**Records for the task**
***

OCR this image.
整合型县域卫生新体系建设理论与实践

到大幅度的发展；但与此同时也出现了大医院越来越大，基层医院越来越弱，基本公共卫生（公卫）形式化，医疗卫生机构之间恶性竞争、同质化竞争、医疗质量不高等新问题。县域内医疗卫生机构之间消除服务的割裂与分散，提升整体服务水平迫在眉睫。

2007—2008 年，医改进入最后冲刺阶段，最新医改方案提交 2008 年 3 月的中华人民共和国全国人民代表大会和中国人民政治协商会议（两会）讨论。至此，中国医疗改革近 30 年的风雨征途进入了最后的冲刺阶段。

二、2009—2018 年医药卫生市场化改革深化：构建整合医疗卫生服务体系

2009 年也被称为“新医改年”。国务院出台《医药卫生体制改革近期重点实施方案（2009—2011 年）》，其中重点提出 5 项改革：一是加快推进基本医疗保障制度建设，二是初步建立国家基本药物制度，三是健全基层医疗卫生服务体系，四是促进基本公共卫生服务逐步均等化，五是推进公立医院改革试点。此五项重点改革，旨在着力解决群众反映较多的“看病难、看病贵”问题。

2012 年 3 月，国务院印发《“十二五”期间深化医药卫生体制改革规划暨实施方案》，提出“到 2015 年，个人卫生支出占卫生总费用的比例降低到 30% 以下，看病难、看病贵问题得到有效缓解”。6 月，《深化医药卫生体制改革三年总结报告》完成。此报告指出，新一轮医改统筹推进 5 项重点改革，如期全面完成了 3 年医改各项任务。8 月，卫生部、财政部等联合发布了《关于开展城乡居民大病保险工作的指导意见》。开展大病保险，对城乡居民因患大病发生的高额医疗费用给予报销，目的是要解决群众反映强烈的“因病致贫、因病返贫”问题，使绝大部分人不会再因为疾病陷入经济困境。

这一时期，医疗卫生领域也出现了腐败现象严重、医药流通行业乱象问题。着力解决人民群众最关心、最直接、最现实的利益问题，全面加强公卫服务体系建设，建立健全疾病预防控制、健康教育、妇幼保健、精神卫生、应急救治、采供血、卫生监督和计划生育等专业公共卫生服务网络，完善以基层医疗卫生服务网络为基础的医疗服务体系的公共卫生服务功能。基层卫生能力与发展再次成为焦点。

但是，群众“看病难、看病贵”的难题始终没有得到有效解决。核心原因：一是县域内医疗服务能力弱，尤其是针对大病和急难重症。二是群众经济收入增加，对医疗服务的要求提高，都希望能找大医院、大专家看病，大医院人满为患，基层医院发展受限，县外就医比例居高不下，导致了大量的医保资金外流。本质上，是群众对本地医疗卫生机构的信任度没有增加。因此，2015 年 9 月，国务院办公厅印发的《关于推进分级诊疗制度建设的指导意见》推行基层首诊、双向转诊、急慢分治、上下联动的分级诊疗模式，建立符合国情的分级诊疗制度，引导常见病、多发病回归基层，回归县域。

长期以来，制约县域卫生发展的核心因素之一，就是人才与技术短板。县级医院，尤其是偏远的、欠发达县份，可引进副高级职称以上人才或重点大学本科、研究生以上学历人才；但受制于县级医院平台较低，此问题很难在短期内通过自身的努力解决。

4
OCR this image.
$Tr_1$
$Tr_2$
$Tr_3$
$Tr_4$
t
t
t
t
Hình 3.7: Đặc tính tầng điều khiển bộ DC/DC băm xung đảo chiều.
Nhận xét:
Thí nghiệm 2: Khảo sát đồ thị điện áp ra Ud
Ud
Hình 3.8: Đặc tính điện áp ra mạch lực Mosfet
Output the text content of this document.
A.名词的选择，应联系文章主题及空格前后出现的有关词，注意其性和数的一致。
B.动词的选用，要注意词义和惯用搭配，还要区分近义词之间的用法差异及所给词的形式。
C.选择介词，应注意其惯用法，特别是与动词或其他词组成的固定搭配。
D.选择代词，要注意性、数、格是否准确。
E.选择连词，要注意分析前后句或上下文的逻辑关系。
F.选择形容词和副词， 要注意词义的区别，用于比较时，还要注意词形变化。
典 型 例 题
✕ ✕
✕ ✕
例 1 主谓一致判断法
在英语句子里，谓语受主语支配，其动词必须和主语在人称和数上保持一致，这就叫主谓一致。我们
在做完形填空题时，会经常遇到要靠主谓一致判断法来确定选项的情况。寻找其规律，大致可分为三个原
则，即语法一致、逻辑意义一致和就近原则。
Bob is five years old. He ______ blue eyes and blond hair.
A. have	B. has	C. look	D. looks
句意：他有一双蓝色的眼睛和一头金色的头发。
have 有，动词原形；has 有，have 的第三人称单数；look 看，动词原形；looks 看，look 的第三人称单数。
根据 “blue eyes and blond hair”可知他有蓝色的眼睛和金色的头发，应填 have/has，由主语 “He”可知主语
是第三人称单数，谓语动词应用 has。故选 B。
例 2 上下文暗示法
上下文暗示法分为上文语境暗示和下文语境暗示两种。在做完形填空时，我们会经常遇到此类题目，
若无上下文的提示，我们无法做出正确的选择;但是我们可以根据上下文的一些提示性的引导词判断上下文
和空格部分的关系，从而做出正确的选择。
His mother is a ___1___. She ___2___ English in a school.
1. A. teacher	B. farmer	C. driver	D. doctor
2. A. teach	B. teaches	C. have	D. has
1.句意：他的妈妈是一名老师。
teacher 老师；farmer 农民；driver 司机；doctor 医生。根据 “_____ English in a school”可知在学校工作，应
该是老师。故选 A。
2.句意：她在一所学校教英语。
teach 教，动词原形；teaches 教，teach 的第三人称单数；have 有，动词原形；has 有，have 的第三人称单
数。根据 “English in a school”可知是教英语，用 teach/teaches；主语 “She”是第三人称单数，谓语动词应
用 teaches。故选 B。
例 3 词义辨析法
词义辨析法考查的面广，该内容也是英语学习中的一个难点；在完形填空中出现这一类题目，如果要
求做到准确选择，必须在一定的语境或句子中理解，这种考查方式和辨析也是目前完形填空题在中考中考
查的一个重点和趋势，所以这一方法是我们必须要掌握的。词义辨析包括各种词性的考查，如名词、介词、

***

Repeat the data in its entirety, character for character.

**Exercise solution**
OCR this image.
整合型县域卫生新体系建设理论与实践

到大幅度的发展；但与此同时也出现了大医院越来越大，基层医院越来越弱，基本公共卫生（公卫）形式化，医疗卫生机构之间恶性竞争、同质化竞争、医疗质量不高等新问题。县域内医疗卫生机构之间消除服务的割裂与分散，提升整体服务水平迫在眉睫。

2007—2008 年，医改进入最后冲刺阶段，最新医改方案提交 2008 年 3 月的中华人民共和国全国人民代表大会和中国人民政治协商会议（两会）讨论。至此，中国医疗改革近 30 年的风雨征途进入了最后的冲刺阶段。

二、2009—2018 年医药卫生市场化改革深化：构建整合医疗卫生服务体系

2009 年也被称为“新医改年”。国务院出台《医药卫生体制改革近期重点实施方案（2009—2011 年）》，其中重点提出 5 项改革：一是加快推进基本医疗保障制度建设，二是初步建立国家基本药物制度，三是健全基层医疗卫生服务体系，四是促进基本公共卫生服务逐步均等化，五是推进公立医院改革试点。此五项重点改革，旨在着力解决群众反映较多的“看病难、看病贵”问题。

2012 年 3 月，国务院印发《“十二五”期间深化医药卫生体制改革规划暨实施方案》，提出“到 2015 年，个人卫生支出占卫生总费用的比例降低到 30% 以下，看病难、看病贵问题得到有效缓解”。6 月，《深化医药卫生体制改革三年总结报告》完成。此报告指出，新一轮医改统筹推进 5 项重点改革，如期全面完成了 3 年医改各项任务。8 月，卫生部、财政部等联合发布了《关于开展城乡居民大病保险工作的指导意见》。开展大病保险，对城乡居民因患大病发生的高额医疗费用给予报销，目的是要解决群众反映强烈的“因病致贫、因病返贫”问题，使绝大部分人不会再因为疾病陷入经济困境。

这一时期，医疗卫生领域也出现了腐败现象严重、医药流通行业乱象问题。着力解决人民群众最关心、最直接、最现实的利益问题，全面加强公卫服务体系建设，建立健全疾病预防控制、健康教育、妇幼保健、精神卫生、应急救治、采供血、卫生监督和计划生育等专业公共卫生服务网络，完善以基层医疗卫生服务网络为基础的医疗服务体系的公共卫生服务功能。基层卫生能力与发展再次成为焦点。

但是，群众“看病难、看病贵”的难题始终没有得到有效解决。核心原因：一是县域内医疗服务能力弱，尤其是针对大病和急难重症。二是群众经济收入增加，对医疗服务的要求提高，都希望能找大医院、大专家看病，大医院人满为患，基层医院发展受限，县外就医比例居高不下，导致了大量的医保资金外流。本质上，是群众对本地医疗卫生机构的信任度没有增加。因此，2015 年 9 月，国务院办公厅印发的《关于推进分级诊疗制度建设的指导意见》推行基层首诊、双向转诊、急慢分治、上下联动的分级诊疗模式，建立符合国情的分级诊疗制度，引导常见病、多发病回归基层，回归县域。

长期以来，制约县域卫生发展的核心因素之一，就是人才与技术短板。县级医院，尤其是偏远的、欠发达县份，可引进副高级职称以上人才或重点大学本科、研究生以上学历人才；但受制于县级医院平台较低，此问题很难在短期内通过自身的努力解决。

4
OCR this image.
$Tr_1$
$Tr_2$
$Tr_3$
$Tr_4$
t
t
t
t
Hình 3.7: Đặc tính tầng điều khiển bộ DC/DC băm xung đảo chiều.
Nhận xét:
Thí nghiệm 2: Khảo sát đồ thị điện áp ra Ud
Ud
Hình 3.8: Đặc tính điện áp ra mạch lực Mosfet
Output the text content of this document.
A.名词的选择，应联系文章主题及空格前后出现的有关词，注意其性和数的一致。
B.动词的选用，要注意词义和惯用搭配，还要区分近义词之间的用法差异及所给词的形式。
C.选择介词，应注意其惯用法，特别是与动词或其他词组成的固定搭配。
D.选择代词，要注意性、数、格是否准确。
E.选择连词，要注意分析前后句或上下文的逻辑关系。
F.选择形容词和副词， 要注意词义的区别，用于比较时，还要注意词形变化。
典 型 例 题
✕ ✕
✕ ✕
例 1 主谓一致判断法
在英语句子里，谓语受主语支配，其动词必须和主语在人称和数上保持一致，这就叫主谓一致。我们
在做完形填空题时，会经常遇到要靠主谓一致判断法来确定选项的情况。寻找其规律，大致可分为三个原
则，即语法一致、逻辑意义一致和就近原则。
Bob is five years old. He ______ blue eyes and blond hair.
A. have	B. has	C. look	D. looks
句意：他有一双蓝色的眼睛和一头金色的头发。
have 有，动词原形；has 有，have 的第三人称单数；look 看，动词原形；looks 看，look 的第三人称单数。
根据 “blue eyes and blond hair”可知他有蓝色的眼睛和金色的头发，应填 have/has，由主语 “He”可知主语
是第三人称单数，谓语动词应用 has。故选 B。
例 2 上下文暗示法
上下文暗示法分为上文语境暗示和下文语境暗示两种。在做完形填空时，我们会经常遇到此类题目，
若无上下文的提示，我们无法做出正确的选择;但是我们可以根据上下文的一些提示性的引导词判断上下文
和空格部分的关系，从而做出正确的选择。
His mother is a ___1___. She ___2___ English in a school.
1. A. teacher	B. farmer	C. driver	D. doctor
2. A. teach	B. teaches	C. have	D. has
1.句意：他的妈妈是一名老师。
teacher 老师；farmer 农民；driver 司机；doctor 医生。根据 “_____ English in a school”可知在学校工作，应
该是老师。故选 A。
2.句意：她在一所学校教英语。
teach 教，动词原形；teaches 教，teach 的第三人称单数；have 有，动词原形；has 有，have 的第三人称单
数。根据 “English in a school”可知是教英语，用 teach/teaches；主语 “She”是第三人称单数，谓语动词应
用 teaches。故选 B。
例 3 词义辨析法
词义辨析法考查的面广，该内容也是英语学习中的一个难点；在完形填空中出现这一类题目，如果要
求做到准确选择，必须在一定的语境或句子中理解，这种考查方式和辨析也是目前完形填空题在中考中考
查的一个重点和趋势，所以这一方法是我们必须要掌握的。词义辨析包括各种词性的考查，如名词、介词、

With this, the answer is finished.